[TEXT PASSAGE]
——————
14/03/2026

Preparing the Next Generation: Climate Education in Australian Schools - Lethal Heating Editor BDA

Key Points
  • Climate education is expanding across Australian schools through curriculum reform and new teaching resources.[1]
  • However it is not mandatory in every subject or year level, creating uneven teaching across states and schools.[2]
  • States such as Victoria and NSW are integrating climate science through policy frameworks and digital resources.[3]
  • Teachers increasingly draw on national programs and university resources to enrich lessons.[4]
  • Students learn climate science through interdisciplinary subjects and practical projects.[5]
  • Professional associations argue that clearer national requirements are needed for consistent climate education.[6]

On a warm morning in western Sydney, a Year 6 class gathers around a digital weather dashboard projected onto the classroom wall. 

The screen shows temperature trends across New South Wales, rainfall maps, and projected heatwaves for the coming decades.

For the students watching the coloured lines climb slowly upward, climate change is not an abstract debate. It is the future of the streets they live on.

Across Australia, teachers are experimenting with ways to help students understand the climate crisis through science, geography, economics, and even literature. Yet the national education system remains uneven, fragmented across states and sectors, and often uncertain about how directly the subject should be taught.

A Curriculum in Transition

Australia’s national curriculum includes “Sustainability” as a cross-curriculum priority, which means climate related concepts can appear in many subjects.[1] Students may encounter the greenhouse effect in science lessons, land management in geography, or renewable energy debates in economics classes.
——————
[DATA]
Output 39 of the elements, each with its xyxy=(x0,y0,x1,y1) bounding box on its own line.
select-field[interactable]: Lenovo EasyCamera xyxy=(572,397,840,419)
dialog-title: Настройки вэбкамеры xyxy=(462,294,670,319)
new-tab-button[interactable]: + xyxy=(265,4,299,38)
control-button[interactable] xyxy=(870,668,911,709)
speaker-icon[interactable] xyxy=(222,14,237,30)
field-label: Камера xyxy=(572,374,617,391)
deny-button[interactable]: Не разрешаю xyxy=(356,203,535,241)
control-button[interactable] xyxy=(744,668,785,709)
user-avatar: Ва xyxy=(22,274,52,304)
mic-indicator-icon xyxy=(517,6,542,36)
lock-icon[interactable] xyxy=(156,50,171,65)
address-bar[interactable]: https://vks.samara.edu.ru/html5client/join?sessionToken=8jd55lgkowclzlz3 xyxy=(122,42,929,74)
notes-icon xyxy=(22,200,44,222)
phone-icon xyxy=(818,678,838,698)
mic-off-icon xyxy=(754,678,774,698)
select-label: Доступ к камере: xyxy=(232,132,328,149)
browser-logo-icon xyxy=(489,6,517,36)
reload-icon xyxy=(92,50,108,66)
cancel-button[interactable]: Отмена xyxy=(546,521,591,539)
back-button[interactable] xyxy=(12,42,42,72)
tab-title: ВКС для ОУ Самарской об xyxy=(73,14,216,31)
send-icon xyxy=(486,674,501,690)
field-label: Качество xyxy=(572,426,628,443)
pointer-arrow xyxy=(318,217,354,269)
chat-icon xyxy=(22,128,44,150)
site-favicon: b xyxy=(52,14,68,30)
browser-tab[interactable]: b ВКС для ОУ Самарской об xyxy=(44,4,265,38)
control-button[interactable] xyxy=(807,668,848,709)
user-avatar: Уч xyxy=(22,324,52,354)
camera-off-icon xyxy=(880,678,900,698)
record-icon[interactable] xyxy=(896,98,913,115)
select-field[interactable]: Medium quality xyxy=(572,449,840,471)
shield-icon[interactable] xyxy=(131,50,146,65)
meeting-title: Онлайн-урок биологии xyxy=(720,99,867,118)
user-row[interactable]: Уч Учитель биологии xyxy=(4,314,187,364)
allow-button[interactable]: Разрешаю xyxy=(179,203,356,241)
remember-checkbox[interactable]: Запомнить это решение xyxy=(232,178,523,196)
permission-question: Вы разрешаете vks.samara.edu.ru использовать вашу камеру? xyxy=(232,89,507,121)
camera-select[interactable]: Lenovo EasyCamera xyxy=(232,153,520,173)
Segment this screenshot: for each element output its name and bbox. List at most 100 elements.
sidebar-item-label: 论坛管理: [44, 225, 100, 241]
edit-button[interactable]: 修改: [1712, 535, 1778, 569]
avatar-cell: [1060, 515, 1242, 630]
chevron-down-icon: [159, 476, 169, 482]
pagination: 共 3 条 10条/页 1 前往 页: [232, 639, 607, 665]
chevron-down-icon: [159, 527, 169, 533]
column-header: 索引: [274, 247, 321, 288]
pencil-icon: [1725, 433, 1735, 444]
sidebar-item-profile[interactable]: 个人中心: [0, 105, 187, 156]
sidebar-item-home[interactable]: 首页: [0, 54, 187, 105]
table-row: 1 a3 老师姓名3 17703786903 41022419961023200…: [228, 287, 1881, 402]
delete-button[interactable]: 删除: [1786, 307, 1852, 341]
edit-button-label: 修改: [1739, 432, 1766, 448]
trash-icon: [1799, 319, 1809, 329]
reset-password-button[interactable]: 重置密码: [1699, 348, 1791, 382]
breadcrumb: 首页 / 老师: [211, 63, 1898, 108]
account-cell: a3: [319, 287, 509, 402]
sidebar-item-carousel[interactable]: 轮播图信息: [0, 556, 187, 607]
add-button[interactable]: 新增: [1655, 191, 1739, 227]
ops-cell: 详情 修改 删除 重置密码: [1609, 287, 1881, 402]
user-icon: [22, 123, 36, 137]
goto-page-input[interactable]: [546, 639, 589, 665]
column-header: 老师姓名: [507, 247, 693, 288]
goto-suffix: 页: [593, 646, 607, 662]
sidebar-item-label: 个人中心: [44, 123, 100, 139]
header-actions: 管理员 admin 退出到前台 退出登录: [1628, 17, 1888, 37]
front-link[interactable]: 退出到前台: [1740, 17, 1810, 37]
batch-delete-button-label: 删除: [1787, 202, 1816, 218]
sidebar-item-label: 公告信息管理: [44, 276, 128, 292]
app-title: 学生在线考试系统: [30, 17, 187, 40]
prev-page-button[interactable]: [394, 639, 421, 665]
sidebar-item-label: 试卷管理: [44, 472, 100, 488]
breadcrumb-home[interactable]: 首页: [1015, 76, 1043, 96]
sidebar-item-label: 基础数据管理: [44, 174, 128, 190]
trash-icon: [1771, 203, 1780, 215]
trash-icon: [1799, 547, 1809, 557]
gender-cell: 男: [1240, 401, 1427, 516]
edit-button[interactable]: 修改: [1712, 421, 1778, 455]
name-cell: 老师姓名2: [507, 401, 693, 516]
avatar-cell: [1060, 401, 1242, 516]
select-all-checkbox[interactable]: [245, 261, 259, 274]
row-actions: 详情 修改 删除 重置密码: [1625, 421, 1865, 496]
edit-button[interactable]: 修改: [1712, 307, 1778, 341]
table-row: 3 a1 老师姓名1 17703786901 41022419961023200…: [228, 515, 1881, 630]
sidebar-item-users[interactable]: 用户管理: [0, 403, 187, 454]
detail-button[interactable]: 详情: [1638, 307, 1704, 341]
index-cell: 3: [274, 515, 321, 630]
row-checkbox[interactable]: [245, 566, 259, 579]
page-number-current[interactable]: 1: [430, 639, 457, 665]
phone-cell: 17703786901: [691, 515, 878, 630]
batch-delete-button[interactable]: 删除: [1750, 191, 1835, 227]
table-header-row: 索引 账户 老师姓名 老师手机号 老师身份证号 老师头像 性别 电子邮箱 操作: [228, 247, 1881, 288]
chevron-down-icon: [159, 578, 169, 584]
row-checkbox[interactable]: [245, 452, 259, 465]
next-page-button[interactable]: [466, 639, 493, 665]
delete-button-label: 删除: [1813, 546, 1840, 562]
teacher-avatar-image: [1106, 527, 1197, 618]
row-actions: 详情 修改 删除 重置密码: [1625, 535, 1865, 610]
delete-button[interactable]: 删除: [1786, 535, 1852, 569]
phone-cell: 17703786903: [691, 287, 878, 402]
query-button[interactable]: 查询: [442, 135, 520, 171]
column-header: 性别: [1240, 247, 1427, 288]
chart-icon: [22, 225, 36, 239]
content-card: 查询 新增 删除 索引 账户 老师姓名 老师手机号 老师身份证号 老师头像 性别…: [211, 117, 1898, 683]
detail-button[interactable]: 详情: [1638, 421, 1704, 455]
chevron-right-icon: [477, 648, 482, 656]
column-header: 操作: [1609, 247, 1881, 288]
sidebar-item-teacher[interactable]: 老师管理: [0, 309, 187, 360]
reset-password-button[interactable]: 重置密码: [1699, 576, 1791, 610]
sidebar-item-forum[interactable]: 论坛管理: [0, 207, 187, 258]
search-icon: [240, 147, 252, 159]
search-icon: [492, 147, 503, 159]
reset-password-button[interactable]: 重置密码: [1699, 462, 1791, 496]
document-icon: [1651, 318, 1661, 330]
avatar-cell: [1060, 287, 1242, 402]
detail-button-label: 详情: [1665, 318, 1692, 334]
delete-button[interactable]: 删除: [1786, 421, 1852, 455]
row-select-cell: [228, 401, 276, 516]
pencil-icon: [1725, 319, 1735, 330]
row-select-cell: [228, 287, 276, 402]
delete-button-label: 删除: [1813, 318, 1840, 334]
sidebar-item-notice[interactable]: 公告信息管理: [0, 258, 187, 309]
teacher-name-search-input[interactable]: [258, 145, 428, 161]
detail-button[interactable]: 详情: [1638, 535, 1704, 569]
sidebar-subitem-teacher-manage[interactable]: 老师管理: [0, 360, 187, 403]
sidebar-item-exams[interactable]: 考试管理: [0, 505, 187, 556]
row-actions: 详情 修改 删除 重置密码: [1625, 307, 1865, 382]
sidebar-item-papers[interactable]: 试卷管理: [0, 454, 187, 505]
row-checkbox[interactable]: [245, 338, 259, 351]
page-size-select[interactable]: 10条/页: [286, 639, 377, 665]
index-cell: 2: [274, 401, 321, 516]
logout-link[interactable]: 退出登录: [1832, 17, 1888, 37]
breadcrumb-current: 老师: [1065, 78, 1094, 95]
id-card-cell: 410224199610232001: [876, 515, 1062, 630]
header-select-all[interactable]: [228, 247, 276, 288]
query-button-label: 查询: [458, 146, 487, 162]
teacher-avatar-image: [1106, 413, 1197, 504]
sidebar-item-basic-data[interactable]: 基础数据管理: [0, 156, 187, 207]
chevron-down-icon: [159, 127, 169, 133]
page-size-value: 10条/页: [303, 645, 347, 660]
——————
[WRITTEN REQUEST A]
In the climate education article above, reproduce the text word for word, starting with "On a warm morning" and going on through "they live on.".
[WRITTEN REQUEST B]
According to the climate education article, what does the Year 6 class in western Sydney gather around?
[WRITTEN REQUEST C]
Using the climate education article, explain why climate-related concepts can show up in many different school subjects.

[FINISHED ANSWER A]
On a warm morning in western Sydney, a Year 6 class gathers around a digital weather dashboard projected onto the classroom wall. 

The screen shows temperature trends across New South Wales, rainfall maps, and projected heatwaves for the coming decades.

For the students watching the coloured lines climb slowly upward, climate change is not an abstract debate. It is the future of the streets they live on.

[FINISHED ANSWER B]
A digital weather dashboard projected onto the classroom wall.

[FINISHED ANSWER C]
Australia's national curriculum includes "Sustainability" as a cross-curriculum priority. Because of this, climate topics can appear across subjects, such as the greenhouse effect in science, land management in geography, or renewable energy debates in economics.